#### What is asked
Each entry that follows is to be retyped exactly. Pictures do not belong in the copy.

Stored records

──────

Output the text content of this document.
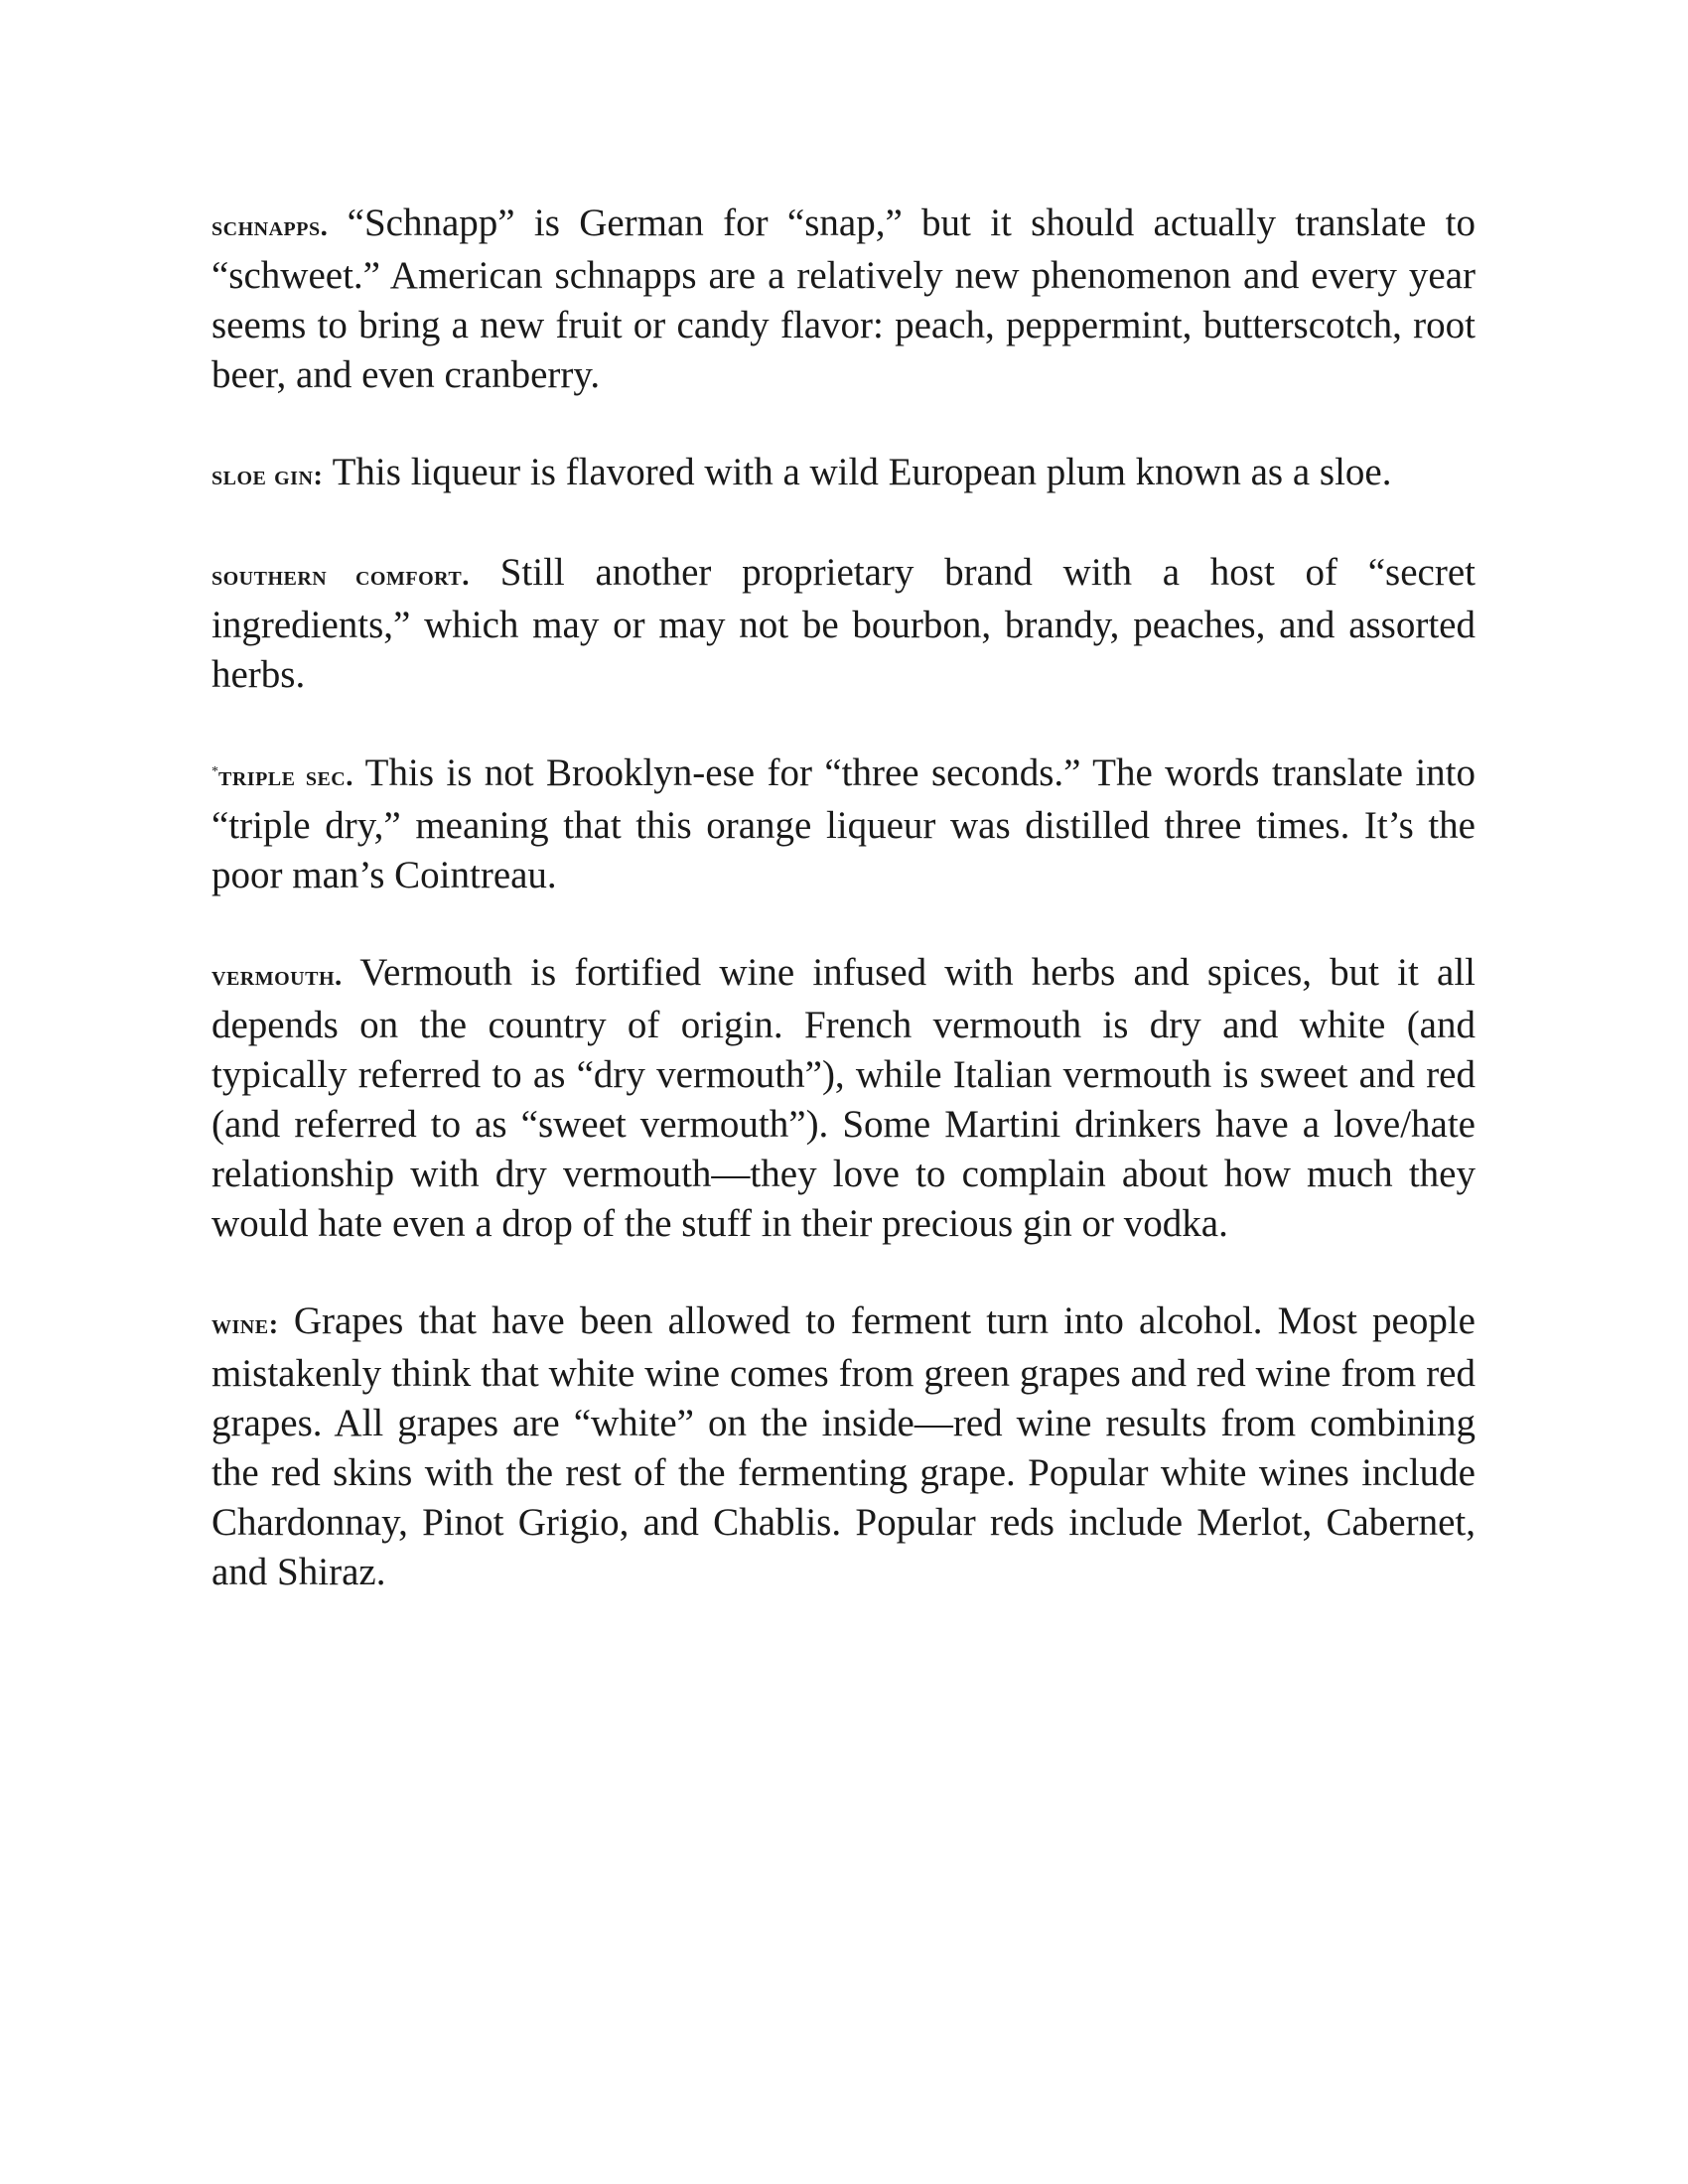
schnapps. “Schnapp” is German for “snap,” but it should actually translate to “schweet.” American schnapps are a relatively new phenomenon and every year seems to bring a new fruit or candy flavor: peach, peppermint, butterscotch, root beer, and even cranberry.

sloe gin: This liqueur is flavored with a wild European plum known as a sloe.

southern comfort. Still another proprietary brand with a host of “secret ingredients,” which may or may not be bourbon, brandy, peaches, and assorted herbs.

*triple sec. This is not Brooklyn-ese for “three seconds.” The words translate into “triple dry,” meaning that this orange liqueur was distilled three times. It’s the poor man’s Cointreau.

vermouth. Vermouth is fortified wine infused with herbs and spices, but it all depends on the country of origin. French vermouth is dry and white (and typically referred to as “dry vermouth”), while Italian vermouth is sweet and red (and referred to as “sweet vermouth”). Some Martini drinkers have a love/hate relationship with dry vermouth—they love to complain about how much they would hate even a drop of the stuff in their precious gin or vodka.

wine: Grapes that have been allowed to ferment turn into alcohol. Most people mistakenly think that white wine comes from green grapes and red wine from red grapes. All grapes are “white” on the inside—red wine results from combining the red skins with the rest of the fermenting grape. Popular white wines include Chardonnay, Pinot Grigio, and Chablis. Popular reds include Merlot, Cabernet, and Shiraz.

──────

#### Reply to the task
Output the text content of this document.
schnapps. “Schnapp” is German for “snap,” but it should actually translate to “schweet.” American schnapps are a relatively new phenomenon and every year seems to bring a new fruit or candy flavor: peach, peppermint, butterscotch, root beer, and even cranberry.

sloe gin: This liqueur is flavored with a wild European plum known as a sloe.

southern comfort. Still another proprietary brand with a host of “secret ingredients,” which may or may not be bourbon, brandy, peaches, and assorted herbs.

*triple sec. This is not Brooklyn-ese for “three seconds.” The words translate into “triple dry,” meaning that this orange liqueur was distilled three times. It’s the poor man’s Cointreau.

vermouth. Vermouth is fortified wine infused with herbs and spices, but it all depends on the country of origin. French vermouth is dry and white (and typically referred to as “dry vermouth”), while Italian vermouth is sweet and red (and referred to as “sweet vermouth”). Some Martini drinkers have a love/hate relationship with dry vermouth—they love to complain about how much they would hate even a drop of the stuff in their precious gin or vodka.

wine: Grapes that have been allowed to ferment turn into alcohol. Most people mistakenly think that white wine comes from green grapes and red wine from red grapes. All grapes are “white” on the inside—red wine results from combining the red skins with the rest of the fermenting grape. Popular white wines include Chardonnay, Pinot Grigio, and Chablis. Popular reds include Merlot, Cabernet, and Shiraz.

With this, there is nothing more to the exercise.